## PROVIDED RECORDS
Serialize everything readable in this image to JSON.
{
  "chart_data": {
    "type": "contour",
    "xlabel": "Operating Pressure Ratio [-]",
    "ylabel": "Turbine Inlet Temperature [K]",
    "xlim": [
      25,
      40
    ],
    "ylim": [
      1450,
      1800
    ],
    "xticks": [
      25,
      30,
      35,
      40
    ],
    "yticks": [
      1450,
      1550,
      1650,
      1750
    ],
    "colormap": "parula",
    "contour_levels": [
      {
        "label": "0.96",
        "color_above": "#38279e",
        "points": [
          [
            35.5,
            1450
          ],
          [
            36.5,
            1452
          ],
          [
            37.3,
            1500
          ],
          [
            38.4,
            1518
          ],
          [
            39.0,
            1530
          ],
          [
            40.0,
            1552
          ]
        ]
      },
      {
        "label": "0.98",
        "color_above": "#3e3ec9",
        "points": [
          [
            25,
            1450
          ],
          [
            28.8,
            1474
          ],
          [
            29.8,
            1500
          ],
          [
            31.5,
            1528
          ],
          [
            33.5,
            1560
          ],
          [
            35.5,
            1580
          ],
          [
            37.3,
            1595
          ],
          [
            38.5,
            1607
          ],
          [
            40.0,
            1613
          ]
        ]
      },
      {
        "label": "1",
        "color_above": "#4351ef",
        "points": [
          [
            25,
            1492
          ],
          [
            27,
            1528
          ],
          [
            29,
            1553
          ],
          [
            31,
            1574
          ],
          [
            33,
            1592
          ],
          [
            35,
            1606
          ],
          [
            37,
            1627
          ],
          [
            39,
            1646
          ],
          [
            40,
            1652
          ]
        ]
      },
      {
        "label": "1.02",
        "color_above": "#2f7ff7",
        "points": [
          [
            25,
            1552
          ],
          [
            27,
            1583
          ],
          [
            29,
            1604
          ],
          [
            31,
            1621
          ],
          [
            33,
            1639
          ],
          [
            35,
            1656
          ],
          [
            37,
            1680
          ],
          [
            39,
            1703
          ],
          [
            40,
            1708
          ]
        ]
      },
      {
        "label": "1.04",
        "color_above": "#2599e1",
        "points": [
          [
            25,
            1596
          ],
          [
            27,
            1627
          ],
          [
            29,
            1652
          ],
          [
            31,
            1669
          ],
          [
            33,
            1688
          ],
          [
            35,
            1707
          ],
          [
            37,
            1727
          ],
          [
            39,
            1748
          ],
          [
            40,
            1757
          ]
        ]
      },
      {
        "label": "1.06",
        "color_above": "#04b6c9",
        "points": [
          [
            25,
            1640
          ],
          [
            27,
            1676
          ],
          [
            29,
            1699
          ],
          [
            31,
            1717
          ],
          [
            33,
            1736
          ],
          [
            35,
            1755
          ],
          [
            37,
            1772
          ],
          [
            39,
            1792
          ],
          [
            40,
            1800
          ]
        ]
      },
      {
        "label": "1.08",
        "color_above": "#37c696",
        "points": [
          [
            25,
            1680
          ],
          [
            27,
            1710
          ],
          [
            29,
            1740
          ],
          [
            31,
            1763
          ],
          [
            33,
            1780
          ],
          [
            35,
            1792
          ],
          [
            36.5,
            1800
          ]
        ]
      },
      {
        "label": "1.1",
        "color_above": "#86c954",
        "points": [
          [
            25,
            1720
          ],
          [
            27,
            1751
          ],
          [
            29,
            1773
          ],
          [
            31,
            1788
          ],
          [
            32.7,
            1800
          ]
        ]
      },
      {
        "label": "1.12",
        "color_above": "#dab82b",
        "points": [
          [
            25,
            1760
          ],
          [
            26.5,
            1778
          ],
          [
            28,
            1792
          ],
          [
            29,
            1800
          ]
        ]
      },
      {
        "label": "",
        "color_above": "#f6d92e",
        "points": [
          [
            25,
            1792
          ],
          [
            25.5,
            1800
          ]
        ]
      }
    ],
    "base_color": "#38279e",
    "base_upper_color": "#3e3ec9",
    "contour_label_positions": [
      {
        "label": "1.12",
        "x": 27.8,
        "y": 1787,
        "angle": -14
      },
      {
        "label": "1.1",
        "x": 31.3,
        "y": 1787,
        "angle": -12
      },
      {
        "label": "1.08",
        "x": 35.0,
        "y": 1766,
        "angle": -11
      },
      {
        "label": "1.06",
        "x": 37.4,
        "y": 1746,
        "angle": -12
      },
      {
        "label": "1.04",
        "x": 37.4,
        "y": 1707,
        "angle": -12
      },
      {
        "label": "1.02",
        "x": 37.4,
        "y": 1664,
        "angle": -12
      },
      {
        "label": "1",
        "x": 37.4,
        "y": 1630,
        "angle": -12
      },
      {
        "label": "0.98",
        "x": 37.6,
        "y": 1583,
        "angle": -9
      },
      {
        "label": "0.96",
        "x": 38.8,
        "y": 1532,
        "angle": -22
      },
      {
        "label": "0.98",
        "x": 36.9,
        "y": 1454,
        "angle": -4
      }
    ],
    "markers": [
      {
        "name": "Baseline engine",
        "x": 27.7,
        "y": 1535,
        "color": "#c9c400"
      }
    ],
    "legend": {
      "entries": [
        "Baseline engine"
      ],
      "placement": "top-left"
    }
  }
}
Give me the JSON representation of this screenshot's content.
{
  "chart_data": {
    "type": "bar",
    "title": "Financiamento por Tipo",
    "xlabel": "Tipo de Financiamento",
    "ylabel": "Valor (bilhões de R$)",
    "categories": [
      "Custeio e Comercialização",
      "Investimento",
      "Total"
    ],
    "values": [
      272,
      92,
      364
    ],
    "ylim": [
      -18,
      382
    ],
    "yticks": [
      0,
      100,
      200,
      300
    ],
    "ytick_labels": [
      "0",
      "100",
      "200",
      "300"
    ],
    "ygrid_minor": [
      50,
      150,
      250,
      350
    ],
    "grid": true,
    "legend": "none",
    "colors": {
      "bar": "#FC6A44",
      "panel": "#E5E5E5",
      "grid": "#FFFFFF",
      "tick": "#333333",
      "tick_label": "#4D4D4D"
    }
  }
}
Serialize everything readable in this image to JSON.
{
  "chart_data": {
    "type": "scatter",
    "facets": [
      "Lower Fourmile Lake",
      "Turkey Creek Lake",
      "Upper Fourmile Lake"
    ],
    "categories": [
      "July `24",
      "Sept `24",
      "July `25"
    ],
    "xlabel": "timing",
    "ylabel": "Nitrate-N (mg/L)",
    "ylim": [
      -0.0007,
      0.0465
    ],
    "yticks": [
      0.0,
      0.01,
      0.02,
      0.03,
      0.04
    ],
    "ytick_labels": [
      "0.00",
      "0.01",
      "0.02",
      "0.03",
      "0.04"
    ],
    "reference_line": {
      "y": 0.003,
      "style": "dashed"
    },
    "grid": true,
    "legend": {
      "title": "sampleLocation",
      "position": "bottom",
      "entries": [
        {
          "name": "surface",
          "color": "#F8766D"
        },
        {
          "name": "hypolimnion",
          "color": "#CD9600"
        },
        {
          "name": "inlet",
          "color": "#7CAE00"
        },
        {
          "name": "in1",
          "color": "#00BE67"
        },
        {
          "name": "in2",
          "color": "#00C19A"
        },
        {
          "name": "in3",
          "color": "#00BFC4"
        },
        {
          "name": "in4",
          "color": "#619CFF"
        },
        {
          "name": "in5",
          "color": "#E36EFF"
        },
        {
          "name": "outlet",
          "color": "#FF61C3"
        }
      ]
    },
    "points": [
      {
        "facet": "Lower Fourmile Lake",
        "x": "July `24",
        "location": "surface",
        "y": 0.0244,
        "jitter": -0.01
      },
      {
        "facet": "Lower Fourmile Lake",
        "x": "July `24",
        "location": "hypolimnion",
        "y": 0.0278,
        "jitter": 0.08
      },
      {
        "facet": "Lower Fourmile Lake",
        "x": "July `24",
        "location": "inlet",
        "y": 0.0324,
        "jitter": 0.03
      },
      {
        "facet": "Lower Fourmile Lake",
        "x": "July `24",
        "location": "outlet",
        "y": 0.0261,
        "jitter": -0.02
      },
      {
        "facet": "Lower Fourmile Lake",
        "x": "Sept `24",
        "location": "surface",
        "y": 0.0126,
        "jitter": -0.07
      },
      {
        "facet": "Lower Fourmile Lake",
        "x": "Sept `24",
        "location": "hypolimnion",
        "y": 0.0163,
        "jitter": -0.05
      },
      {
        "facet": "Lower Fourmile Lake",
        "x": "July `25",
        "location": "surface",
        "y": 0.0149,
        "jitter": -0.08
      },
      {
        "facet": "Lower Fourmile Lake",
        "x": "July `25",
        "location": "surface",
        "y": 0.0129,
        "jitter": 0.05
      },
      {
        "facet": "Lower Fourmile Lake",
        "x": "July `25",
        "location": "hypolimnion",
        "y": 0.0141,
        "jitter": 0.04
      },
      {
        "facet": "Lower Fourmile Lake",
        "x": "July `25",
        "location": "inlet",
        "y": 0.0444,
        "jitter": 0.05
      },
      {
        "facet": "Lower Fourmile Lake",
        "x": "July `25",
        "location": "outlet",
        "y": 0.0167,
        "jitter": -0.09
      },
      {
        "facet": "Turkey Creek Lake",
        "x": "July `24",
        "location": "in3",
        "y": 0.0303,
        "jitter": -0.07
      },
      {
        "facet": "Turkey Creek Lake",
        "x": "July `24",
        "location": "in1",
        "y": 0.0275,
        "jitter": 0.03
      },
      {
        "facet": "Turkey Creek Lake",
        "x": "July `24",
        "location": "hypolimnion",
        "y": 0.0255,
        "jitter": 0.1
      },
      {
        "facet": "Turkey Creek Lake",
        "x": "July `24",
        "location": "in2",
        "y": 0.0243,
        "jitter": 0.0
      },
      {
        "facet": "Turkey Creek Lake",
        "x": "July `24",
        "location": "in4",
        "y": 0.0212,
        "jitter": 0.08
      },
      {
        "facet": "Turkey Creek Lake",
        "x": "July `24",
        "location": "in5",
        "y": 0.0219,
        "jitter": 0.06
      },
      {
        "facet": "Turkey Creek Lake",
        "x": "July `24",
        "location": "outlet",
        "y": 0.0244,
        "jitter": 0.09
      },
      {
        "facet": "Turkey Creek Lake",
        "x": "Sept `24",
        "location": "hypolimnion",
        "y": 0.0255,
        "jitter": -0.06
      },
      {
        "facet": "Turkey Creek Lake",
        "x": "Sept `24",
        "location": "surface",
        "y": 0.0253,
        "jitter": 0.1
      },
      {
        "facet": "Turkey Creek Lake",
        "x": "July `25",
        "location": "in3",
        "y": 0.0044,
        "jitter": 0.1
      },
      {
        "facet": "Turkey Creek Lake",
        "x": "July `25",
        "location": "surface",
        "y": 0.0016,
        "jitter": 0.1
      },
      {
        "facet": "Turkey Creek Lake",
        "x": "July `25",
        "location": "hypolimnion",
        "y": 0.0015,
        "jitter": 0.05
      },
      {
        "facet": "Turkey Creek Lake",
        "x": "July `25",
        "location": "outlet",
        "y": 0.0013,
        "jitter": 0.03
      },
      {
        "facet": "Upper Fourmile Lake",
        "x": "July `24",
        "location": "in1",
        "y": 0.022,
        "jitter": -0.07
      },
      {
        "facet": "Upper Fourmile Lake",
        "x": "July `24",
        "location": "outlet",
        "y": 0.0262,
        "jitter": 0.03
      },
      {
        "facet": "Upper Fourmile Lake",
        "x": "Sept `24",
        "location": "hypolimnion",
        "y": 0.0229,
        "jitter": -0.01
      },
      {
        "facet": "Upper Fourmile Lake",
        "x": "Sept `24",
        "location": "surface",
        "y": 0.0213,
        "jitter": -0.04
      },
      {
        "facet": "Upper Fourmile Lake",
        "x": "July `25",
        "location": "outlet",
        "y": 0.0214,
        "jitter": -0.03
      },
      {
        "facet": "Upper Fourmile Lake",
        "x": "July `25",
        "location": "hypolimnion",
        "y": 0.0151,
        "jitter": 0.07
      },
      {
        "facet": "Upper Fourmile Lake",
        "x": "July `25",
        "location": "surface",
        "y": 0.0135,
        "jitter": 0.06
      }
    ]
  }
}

## TASK OBJECTIVE
From the entries above, pull out each line that includes "Baseline".

## RESPONSE FOR THIS EXERCISE
        "name": "Baseline engine",
        "Baseline engine"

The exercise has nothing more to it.